◆ What the task requires ◆
Give all of the lines again, with nothing added or dropped.

◆ Record list ◆
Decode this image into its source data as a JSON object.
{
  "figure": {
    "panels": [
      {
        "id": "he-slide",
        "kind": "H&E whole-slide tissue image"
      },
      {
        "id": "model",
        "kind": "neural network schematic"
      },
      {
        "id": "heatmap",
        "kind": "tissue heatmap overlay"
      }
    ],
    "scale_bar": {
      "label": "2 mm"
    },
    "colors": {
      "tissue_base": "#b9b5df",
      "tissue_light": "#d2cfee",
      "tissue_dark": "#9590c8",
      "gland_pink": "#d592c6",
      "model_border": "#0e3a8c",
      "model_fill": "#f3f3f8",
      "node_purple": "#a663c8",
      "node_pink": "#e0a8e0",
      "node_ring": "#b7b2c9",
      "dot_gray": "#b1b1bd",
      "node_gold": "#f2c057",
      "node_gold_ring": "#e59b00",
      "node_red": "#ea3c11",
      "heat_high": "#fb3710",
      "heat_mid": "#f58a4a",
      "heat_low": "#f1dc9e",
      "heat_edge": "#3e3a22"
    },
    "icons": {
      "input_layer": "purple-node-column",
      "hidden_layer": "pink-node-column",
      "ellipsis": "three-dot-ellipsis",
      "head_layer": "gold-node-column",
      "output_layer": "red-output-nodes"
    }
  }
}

◆ Output ◆
Decode this image into its source data as a JSON object.
{
  "figure": {
    "panels": [
      {
        "id": "he-slide",
        "kind": "H&E whole-slide tissue image"
      },
      {
        "id": "model",
        "kind": "neural network schematic"
      },
      {
        "id": "heatmap",
        "kind": "tissue heatmap overlay"
      }
    ],
    "scale_bar": {
      "label": "2 mm"
    },
    "colors": {
      "tissue_base": "#b9b5df",
      "tissue_light": "#d2cfee",
      "tissue_dark": "#9590c8",
      "gland_pink": "#d592c6",
      "model_border": "#0e3a8c",
      "model_fill": "#f3f3f8",
      "node_purple": "#a663c8",
      "node_pink": "#e0a8e0",
      "node_ring": "#b7b2c9",
      "dot_gray": "#b1b1bd",
      "node_gold": "#f2c057",
      "node_gold_ring": "#e59b00",
      "node_red": "#ea3c11",
      "heat_high": "#fb3710",
      "heat_mid": "#f58a4a",
      "heat_low": "#f1dc9e",
      "heat_edge": "#3e3a22"
    },
    "icons": {
      "input_layer": "purple-node-column",
      "hidden_layer": "pink-node-column",
      "ellipsis": "three-dot-ellipsis",
      "head_layer": "gold-node-column",
      "output_layer": "red-output-nodes"
    }
  }
}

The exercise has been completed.